[Collection entries]
........

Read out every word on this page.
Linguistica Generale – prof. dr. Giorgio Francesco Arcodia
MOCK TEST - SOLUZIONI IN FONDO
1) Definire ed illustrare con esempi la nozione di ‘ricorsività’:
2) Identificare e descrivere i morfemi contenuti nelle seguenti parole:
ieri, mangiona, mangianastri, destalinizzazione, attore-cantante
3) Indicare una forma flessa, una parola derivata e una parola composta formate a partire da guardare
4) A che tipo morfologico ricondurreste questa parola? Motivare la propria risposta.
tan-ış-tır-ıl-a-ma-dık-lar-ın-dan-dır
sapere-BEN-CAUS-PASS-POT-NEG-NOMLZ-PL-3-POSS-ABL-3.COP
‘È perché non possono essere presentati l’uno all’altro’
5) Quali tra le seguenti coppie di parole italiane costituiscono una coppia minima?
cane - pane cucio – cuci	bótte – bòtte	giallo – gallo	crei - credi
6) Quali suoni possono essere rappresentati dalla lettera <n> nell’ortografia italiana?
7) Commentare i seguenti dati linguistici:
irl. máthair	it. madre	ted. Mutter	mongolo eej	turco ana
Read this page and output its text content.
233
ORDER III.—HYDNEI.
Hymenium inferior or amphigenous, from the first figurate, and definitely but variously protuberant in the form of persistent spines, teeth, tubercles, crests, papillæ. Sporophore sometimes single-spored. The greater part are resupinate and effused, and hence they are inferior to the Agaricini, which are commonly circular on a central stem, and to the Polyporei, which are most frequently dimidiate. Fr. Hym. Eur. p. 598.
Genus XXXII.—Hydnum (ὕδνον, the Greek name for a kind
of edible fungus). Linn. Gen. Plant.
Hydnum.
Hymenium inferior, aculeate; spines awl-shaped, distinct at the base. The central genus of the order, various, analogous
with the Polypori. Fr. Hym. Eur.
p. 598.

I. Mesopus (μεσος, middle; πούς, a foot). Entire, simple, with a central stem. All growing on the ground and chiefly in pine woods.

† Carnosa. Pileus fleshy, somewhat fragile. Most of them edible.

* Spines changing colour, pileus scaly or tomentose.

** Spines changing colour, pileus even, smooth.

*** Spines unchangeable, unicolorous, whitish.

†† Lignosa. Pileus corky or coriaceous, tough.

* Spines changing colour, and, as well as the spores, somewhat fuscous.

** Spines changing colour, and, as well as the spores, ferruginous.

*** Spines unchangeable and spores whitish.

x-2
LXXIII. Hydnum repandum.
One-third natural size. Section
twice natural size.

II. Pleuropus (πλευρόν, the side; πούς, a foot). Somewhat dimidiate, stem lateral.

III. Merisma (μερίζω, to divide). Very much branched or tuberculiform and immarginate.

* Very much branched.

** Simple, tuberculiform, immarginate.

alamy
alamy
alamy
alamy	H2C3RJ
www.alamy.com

........

**WORK REQUIRED**.
Copy down every line of the entries containing the word "Quali".

**SOLUTION TO THE PROBLEM**.
5) Quali tra le seguenti coppie di parole italiane costituiscono una coppia minima?
6) Quali suoni possono essere rappresentati dalla lettera <n> nell’ortografia italiana?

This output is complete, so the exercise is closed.